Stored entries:
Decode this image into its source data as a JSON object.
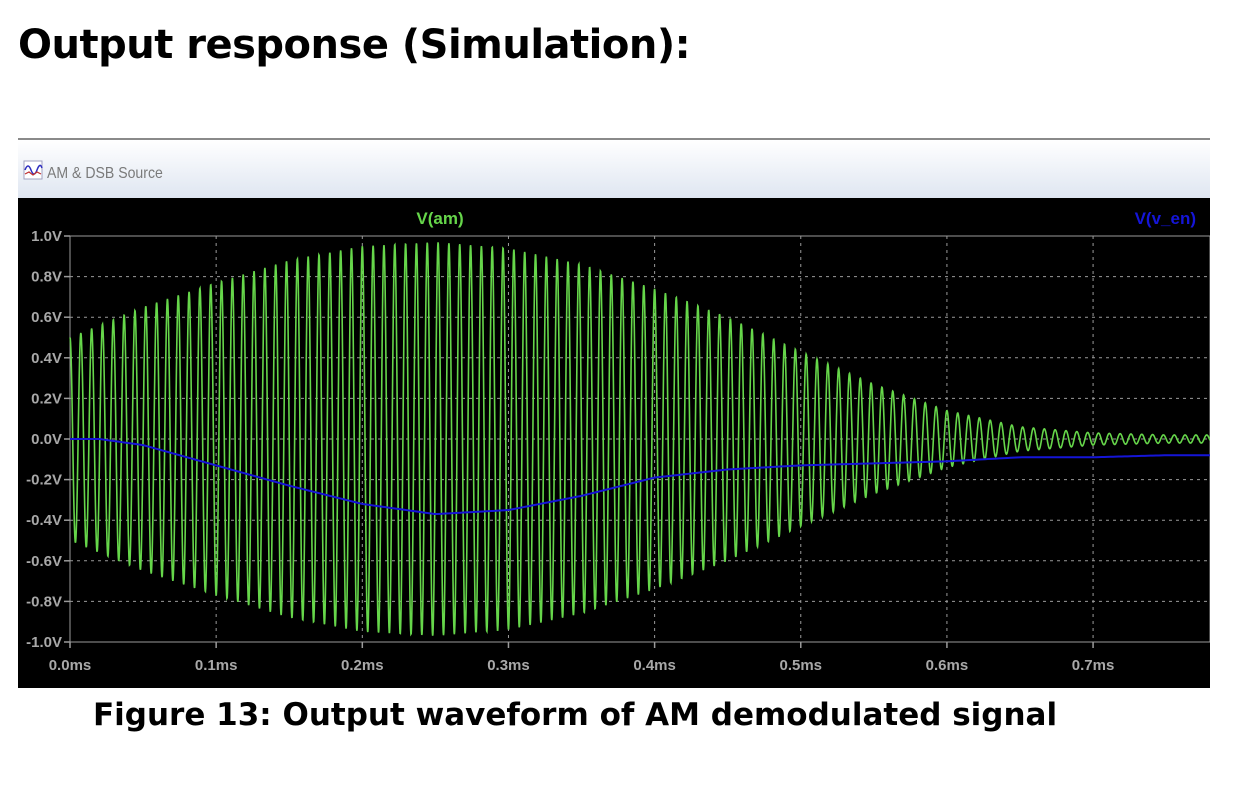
{
  "heading": "Output response (Simulation):",
  "window": {
    "title": "AM & DSB Source",
    "icon": "waveform-icon"
  },
  "caption": "Figure 13: Output waveform of AM demodulated signal",
  "colors": {
    "plot_background": "#000000",
    "grid": "#9a9a9a",
    "axis_text": "#a8a8a8",
    "am_trace": "#66d64a",
    "env_trace": "#1515d8"
  },
  "chart_data": {
    "type": "line",
    "title": "",
    "xlabel": "",
    "ylabel": "",
    "xlim": [
      0.0,
      0.78
    ],
    "ylim": [
      -1.0,
      1.0
    ],
    "x_ticks": [
      0.0,
      0.1,
      0.2,
      0.3,
      0.4,
      0.5,
      0.6,
      0.7
    ],
    "x_tick_labels": [
      "0.0ms",
      "0.1ms",
      "0.2ms",
      "0.3ms",
      "0.4ms",
      "0.5ms",
      "0.6ms",
      "0.7ms"
    ],
    "y_ticks": [
      1.0,
      0.8,
      0.6,
      0.4,
      0.2,
      0.0,
      -0.2,
      -0.4,
      -0.6,
      -0.8,
      -1.0
    ],
    "y_tick_labels": [
      "1.0V",
      "0.8V",
      "0.6V",
      "0.4V",
      "0.2V",
      "0.0V",
      "-0.2V",
      "-0.4V",
      "-0.6V",
      "-0.8V",
      "-1.0V"
    ],
    "grid": true,
    "series": [
      {
        "name": "V(am)",
        "color": "#66d64a",
        "legend_position": "top-center",
        "carrier_cycles_per_ms": 135,
        "envelope": {
          "x": [
            0.0,
            0.05,
            0.1,
            0.15,
            0.2,
            0.25,
            0.3,
            0.35,
            0.4,
            0.45,
            0.5,
            0.55,
            0.6,
            0.65,
            0.7,
            0.75,
            0.78
          ],
          "y": [
            0.5,
            0.65,
            0.77,
            0.88,
            0.95,
            0.97,
            0.94,
            0.86,
            0.74,
            0.6,
            0.43,
            0.27,
            0.14,
            0.06,
            0.03,
            0.02,
            0.02
          ]
        }
      },
      {
        "name": "V(v_en)",
        "color": "#1515d8",
        "legend_position": "top-right",
        "x": [
          0.0,
          0.02,
          0.05,
          0.1,
          0.15,
          0.2,
          0.25,
          0.3,
          0.35,
          0.4,
          0.45,
          0.5,
          0.55,
          0.6,
          0.65,
          0.7,
          0.75,
          0.78
        ],
        "y": [
          0.0,
          0.0,
          -0.03,
          -0.13,
          -0.23,
          -0.32,
          -0.37,
          -0.35,
          -0.28,
          -0.19,
          -0.15,
          -0.13,
          -0.12,
          -0.11,
          -0.09,
          -0.09,
          -0.08,
          -0.08
        ]
      }
    ]
  }
}
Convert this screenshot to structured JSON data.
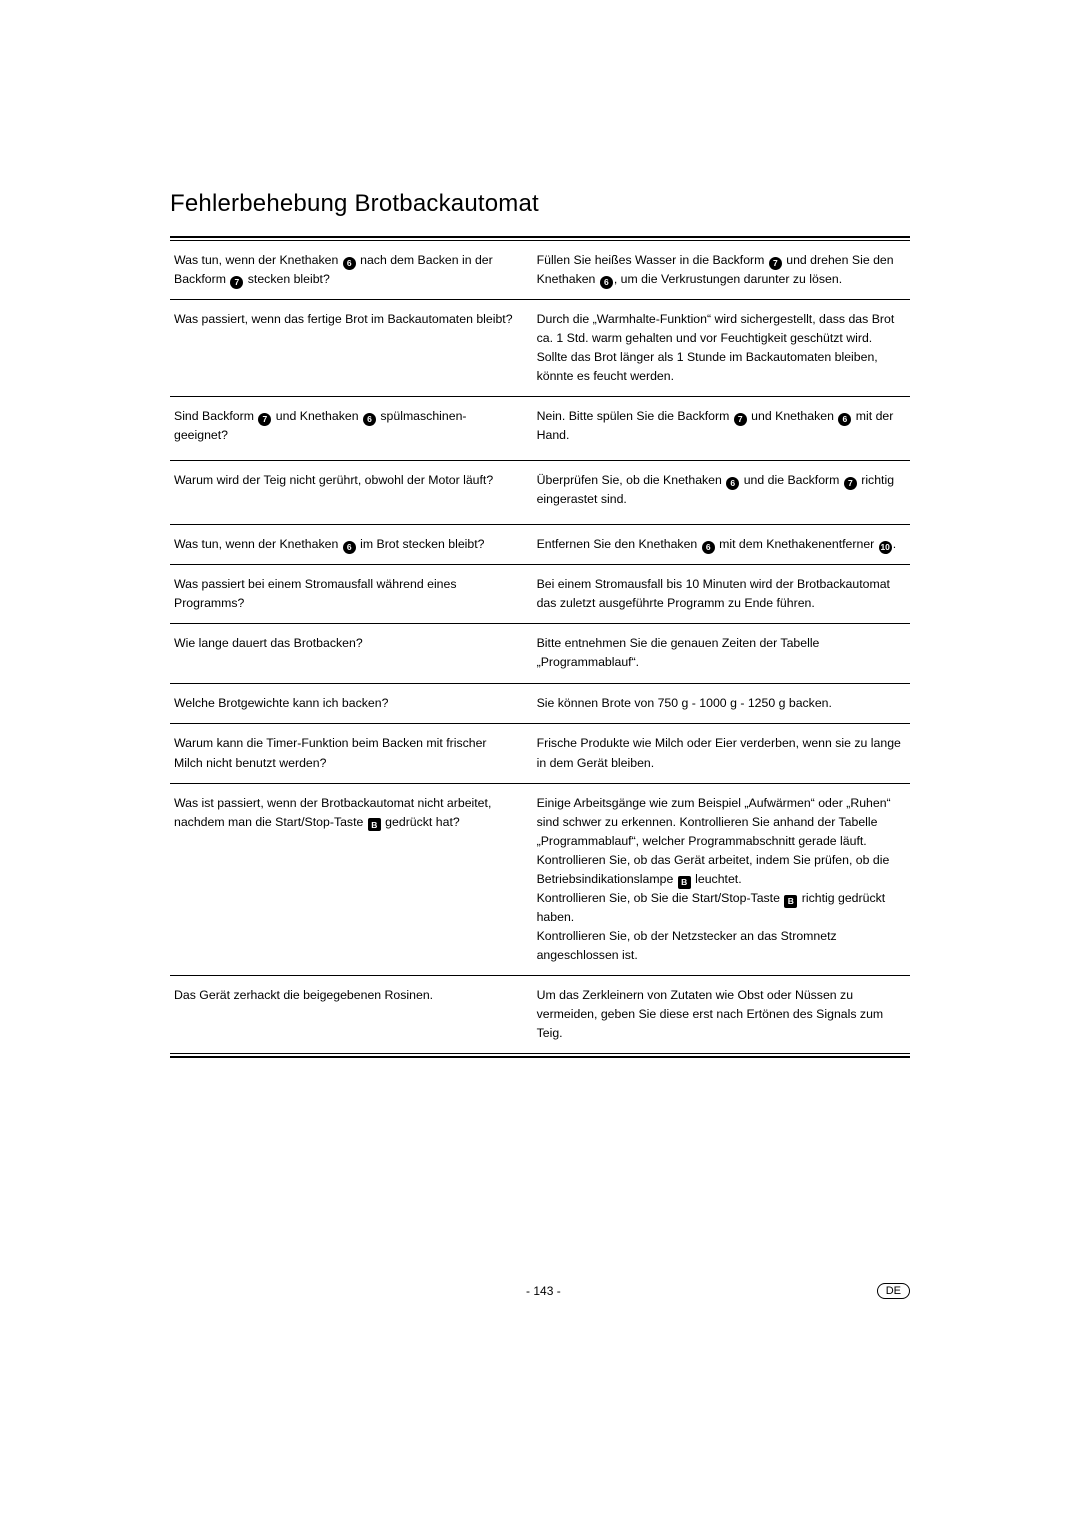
{
  "title": "Fehlerbehebung Brotbackautomat",
  "page_number": "- 143 -",
  "lang_badge": "DE",
  "refs": {
    "r6": "6",
    "r7": "7",
    "r10": "10",
    "rB": "B"
  },
  "rows": [
    {
      "q": [
        {
          "t": "Was tun, wenn der Knethaken "
        },
        {
          "ref": "r6"
        },
        {
          "t": " nach dem Backen in der Backform "
        },
        {
          "ref": "r7"
        },
        {
          "t": " stecken bleibt?"
        }
      ],
      "a": [
        {
          "t": "Füllen Sie heißes Wasser in die Backform "
        },
        {
          "ref": "r7"
        },
        {
          "t": " und drehen Sie den Knethaken "
        },
        {
          "ref": "r6"
        },
        {
          "t": ", um die Verkrustungen darunter zu lösen."
        }
      ]
    },
    {
      "q": [
        {
          "t": "Was passiert, wenn das fertige Brot im Backautomaten bleibt?"
        }
      ],
      "a": [
        {
          "t": "Durch die „Warmhalte-Funktion“ wird sichergestellt, dass das Brot ca. 1 Std. warm gehalten und vor Feuchtigkeit geschützt wird. Sollte das Brot länger als 1 Stunde im Backautomaten bleiben, könnte es feucht werden."
        }
      ]
    },
    {
      "q": [
        {
          "t": "Sind Backform "
        },
        {
          "ref": "r7"
        },
        {
          "t": " und Knethaken "
        },
        {
          "ref": "r6"
        },
        {
          "t": " spülmaschinen­geeignet?"
        }
      ],
      "a": [
        {
          "t": "Nein. Bitte spülen Sie die Backform "
        },
        {
          "ref": "r7"
        },
        {
          "t": " und Knethaken "
        },
        {
          "ref": "r6"
        },
        {
          "t": " mit der Hand."
        }
      ],
      "minh": 64
    },
    {
      "q": [
        {
          "t": "Warum wird der Teig nicht gerührt, obwohl der Motor läuft?"
        }
      ],
      "a": [
        {
          "t": "Überprüfen Sie, ob die Knethaken "
        },
        {
          "ref": "r6"
        },
        {
          "t": " und die Backform "
        },
        {
          "ref": "r7"
        },
        {
          "t": " richtig eingerastet sind."
        }
      ],
      "minh": 64
    },
    {
      "q": [
        {
          "t": "Was tun, wenn der Knethaken "
        },
        {
          "ref": "r6"
        },
        {
          "t": " im Brot stecken bleibt?"
        }
      ],
      "a": [
        {
          "t": "Entfernen Sie den Knethaken "
        },
        {
          "ref": "r6"
        },
        {
          "t": " mit dem Knethakenentferner "
        },
        {
          "ref": "r10"
        },
        {
          "t": "."
        }
      ]
    },
    {
      "q": [
        {
          "t": "Was passiert bei einem Stromausfall während eines Programms?"
        }
      ],
      "a": [
        {
          "t": "Bei einem Stromausfall bis 10 Minuten wird der Brotbackautomat das zuletzt ausgeführte Programm zu Ende führen."
        }
      ]
    },
    {
      "q": [
        {
          "t": "Wie lange dauert das Brotbacken?"
        }
      ],
      "a": [
        {
          "t": "Bitte entnehmen Sie die genauen Zeiten der Tabelle „Programmablauf“."
        }
      ],
      "minh": 60
    },
    {
      "q": [
        {
          "t": "Welche Brotgewichte kann ich backen?"
        }
      ],
      "a": [
        {
          "t": "Sie können Brote von 750 g - 1000 g - 1250 g backen."
        }
      ]
    },
    {
      "q": [
        {
          "t": "Warum kann die Timer-Funktion beim Backen mit frischer Milch nicht benutzt werden?"
        }
      ],
      "a": [
        {
          "t": "Frische Produkte wie Milch oder Eier verderben, wenn sie zu lange in dem Gerät bleiben."
        }
      ]
    },
    {
      "q": [
        {
          "t": "Was ist passiert, wenn der Brotbackautomat nicht arbeitet, nachdem man die Start/Stop-Taste "
        },
        {
          "refsq": "rB"
        },
        {
          "t": " gedrückt hat?"
        }
      ],
      "a": [
        {
          "t": "Einige Arbeitsgänge wie zum Beispiel „Aufwärmen“ oder „Ruhen“ sind schwer zu erkennen. Kontrollieren Sie anhand der Tabelle „Programmablauf“, welcher Programmabschnitt gerade läuft."
        },
        {
          "br": true
        },
        {
          "t": "Kontrollieren Sie, ob das Gerät arbeitet, indem Sie prüfen, ob die Betriebsindikationslampe "
        },
        {
          "refsq": "rB"
        },
        {
          "t": " leuchtet."
        },
        {
          "br": true
        },
        {
          "t": "Kontrollieren Sie, ob Sie die Start/Stop-Taste "
        },
        {
          "refsq": "rB"
        },
        {
          "t": " richtig gedrückt haben."
        },
        {
          "br": true
        },
        {
          "t": "Kontrollieren Sie, ob der Netzstecker an das Stromnetz angeschlossen ist."
        }
      ]
    },
    {
      "q": [
        {
          "t": "Das Gerät zerhackt die beigegebenen Rosinen."
        }
      ],
      "a": [
        {
          "t": "Um das Zerkleinern von Zutaten wie Obst oder Nüssen zu vermeiden, geben Sie diese erst nach Ertönen des Signals zum Teig."
        }
      ]
    }
  ]
}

*Prompt*.
Repeat every record above exactly, but leave out any pictures.

*Final result*.
Decode this image into its source data as a JSON object.
{
  "heading": "Output response (Simulation):",
  "window": {
    "title": "AM & DSB Source",
    "icon": "waveform-icon"
  },
  "caption": "Figure 13: Output waveform of AM demodulated signal",
  "colors": {
    "plot_background": "#000000",
    "grid": "#9a9a9a",
    "axis_text": "#a8a8a8",
    "am_trace": "#66d64a",
    "env_trace": "#1515d8"
  },
  "chart_data": {
    "type": "line",
    "title": "",
    "xlabel": "",
    "ylabel": "",
    "xlim": [
      0.0,
      0.78
    ],
    "ylim": [
      -1.0,
      1.0
    ],
    "x_ticks": [
      0.0,
      0.1,
      0.2,
      0.3,
      0.4,
      0.5,
      0.6,
      0.7
    ],
    "x_tick_labels": [
      "0.0ms",
      "0.1ms",
      "0.2ms",
      "0.3ms",
      "0.4ms",
      "0.5ms",
      "0.6ms",
      "0.7ms"
    ],
    "y_ticks": [
      1.0,
      0.8,
      0.6,
      0.4,
      0.2,
      0.0,
      -0.2,
      -0.4,
      -0.6,
      -0.8,
      -1.0
    ],
    "y_tick_labels": [
      "1.0V",
      "0.8V",
      "0.6V",
      "0.4V",
      "0.2V",
      "0.0V",
      "-0.2V",
      "-0.4V",
      "-0.6V",
      "-0.8V",
      "-1.0V"
    ],
    "grid": true,
    "series": [
      {
        "name": "V(am)",
        "color": "#66d64a",
        "legend_position": "top-center",
        "carrier_cycles_per_ms": 135,
        "envelope": {
          "x": [
            0.0,
            0.05,
            0.1,
            0.15,
            0.2,
            0.25,
            0.3,
            0.35,
            0.4,
            0.45,
            0.5,
            0.55,
            0.6,
            0.65,
            0.7,
            0.75,
            0.78
          ],
          "y": [
            0.5,
            0.65,
            0.77,
            0.88,
            0.95,
            0.97,
            0.94,
            0.86,
            0.74,
            0.6,
            0.43,
            0.27,
            0.14,
            0.06,
            0.03,
            0.02,
            0.02
          ]
        }
      },
      {
        "name": "V(v_en)",
        "color": "#1515d8",
        "legend_position": "top-right",
        "x": [
          0.0,
          0.02,
          0.05,
          0.1,
          0.15,
          0.2,
          0.25,
          0.3,
          0.35,
          0.4,
          0.45,
          0.5,
          0.55,
          0.6,
          0.65,
          0.7,
          0.75,
          0.78
        ],
        "y": [
          0.0,
          0.0,
          -0.03,
          -0.13,
          -0.23,
          -0.32,
          -0.37,
          -0.35,
          -0.28,
          -0.19,
          -0.15,
          -0.13,
          -0.12,
          -0.11,
          -0.09,
          -0.09,
          -0.08,
          -0.08
        ]
      }
    ]
  }
}
Convert this screenshot to structured JSON data.
{
  "title": "Fehlerbehebung Brotbackautomat",
  "page_number": "- 143 -",
  "lang_badge": "DE",
  "refs": {
    "r6": "6",
    "r7": "7",
    "r10": "10",
    "rB": "B"
  },
  "rows": [
    {
      "q": [
        {
          "t": "Was tun, wenn der Knethaken "
        },
        {
          "ref": "r6"
        },
        {
          "t": " nach dem Backen in der Backform "
        },
        {
          "ref": "r7"
        },
        {
          "t": " stecken bleibt?"
        }
      ],
      "a": [
        {
          "t": "Füllen Sie heißes Wasser in die Backform "
        },
        {
          "ref": "r7"
        },
        {
          "t": " und drehen Sie den Knethaken "
        },
        {
          "ref": "r6"
        },
        {
          "t": ", um die Verkrustungen darunter zu lösen."
        }
      ]
    },
    {
      "q": [
        {
          "t": "Was passiert, wenn das fertige Brot im Backautomaten bleibt?"
        }
      ],
      "a": [
        {
          "t": "Durch die „Warmhalte-Funktion“ wird sichergestellt, dass das Brot ca. 1 Std. warm gehalten und vor Feuchtigkeit geschützt wird. Sollte das Brot länger als 1 Stunde im Backautomaten bleiben, könnte es feucht werden."
        }
      ]
    },
    {
      "q": [
        {
          "t": "Sind Backform "
        },
        {
          "ref": "r7"
        },
        {
          "t": " und Knethaken "
        },
        {
          "ref": "r6"
        },
        {
          "t": " spülmaschinen­geeignet?"
        }
      ],
      "a": [
        {
          "t": "Nein. Bitte spülen Sie die Backform "
        },
        {
          "ref": "r7"
        },
        {
          "t": " und Knethaken "
        },
        {
          "ref": "r6"
        },
        {
          "t": " mit der Hand."
        }
      ],
      "minh": 64
    },
    {
      "q": [
        {
          "t": "Warum wird der Teig nicht gerührt, obwohl der Motor läuft?"
        }
      ],
      "a": [
        {
          "t": "Überprüfen Sie, ob die Knethaken "
        },
        {
          "ref": "r6"
        },
        {
          "t": " und die Backform "
        },
        {
          "ref": "r7"
        },
        {
          "t": " richtig eingerastet sind."
        }
      ],
      "minh": 64
    },
    {
      "q": [
        {
          "t": "Was tun, wenn der Knethaken "
        },
        {
          "ref": "r6"
        },
        {
          "t": " im Brot stecken bleibt?"
        }
      ],
      "a": [
        {
          "t": "Entfernen Sie den Knethaken "
        },
        {
          "ref": "r6"
        },
        {
          "t": " mit dem Knethakenentferner "
        },
        {
          "ref": "r10"
        },
        {
          "t": "."
        }
      ]
    },
    {
      "q": [
        {
          "t": "Was passiert bei einem Stromausfall während eines Programms?"
        }
      ],
      "a": [
        {
          "t": "Bei einem Stromausfall bis 10 Minuten wird der Brotbackautomat das zuletzt ausgeführte Programm zu Ende führen."
        }
      ]
    },
    {
      "q": [
        {
          "t": "Wie lange dauert das Brotbacken?"
        }
      ],
      "a": [
        {
          "t": "Bitte entnehmen Sie die genauen Zeiten der Tabelle „Programmablauf“."
        }
      ],
      "minh": 60
    },
    {
      "q": [
        {
          "t": "Welche Brotgewichte kann ich backen?"
        }
      ],
      "a": [
        {
          "t": "Sie können Brote von 750 g - 1000 g - 1250 g backen."
        }
      ]
    },
    {
      "q": [
        {
          "t": "Warum kann die Timer-Funktion beim Backen mit frischer Milch nicht benutzt werden?"
        }
      ],
      "a": [
        {
          "t": "Frische Produkte wie Milch oder Eier verderben, wenn sie zu lange in dem Gerät bleiben."
        }
      ]
    },
    {
      "q": [
        {
          "t": "Was ist passiert, wenn der Brotbackautomat nicht arbeitet, nachdem man die Start/Stop-Taste "
        },
        {
          "refsq": "rB"
        },
        {
          "t": " gedrückt hat?"
        }
      ],
      "a": [
        {
          "t": "Einige Arbeitsgänge wie zum Beispiel „Aufwärmen“ oder „Ruhen“ sind schwer zu erkennen. Kontrollieren Sie anhand der Tabelle „Programmablauf“, welcher Programmabschnitt gerade läuft."
        },
        {
          "br": true
        },
        {
          "t": "Kontrollieren Sie, ob das Gerät arbeitet, indem Sie prüfen, ob die Betriebsindikationslampe "
        },
        {
          "refsq": "rB"
        },
        {
          "t": " leuchtet."
        },
        {
          "br": true
        },
        {
          "t": "Kontrollieren Sie, ob Sie die Start/Stop-Taste "
        },
        {
          "refsq": "rB"
        },
        {
          "t": " richtig gedrückt haben."
        },
        {
          "br": true
        },
        {
          "t": "Kontrollieren Sie, ob der Netzstecker an das Stromnetz angeschlossen ist."
        }
      ]
    },
    {
      "q": [
        {
          "t": "Das Gerät zerhackt die beigegebenen Rosinen."
        }
      ],
      "a": [
        {
          "t": "Um das Zerkleinern von Zutaten wie Obst oder Nüssen zu vermeiden, geben Sie diese erst nach Ertönen des Signals zum Teig."
        }
      ]
    }
  ]
}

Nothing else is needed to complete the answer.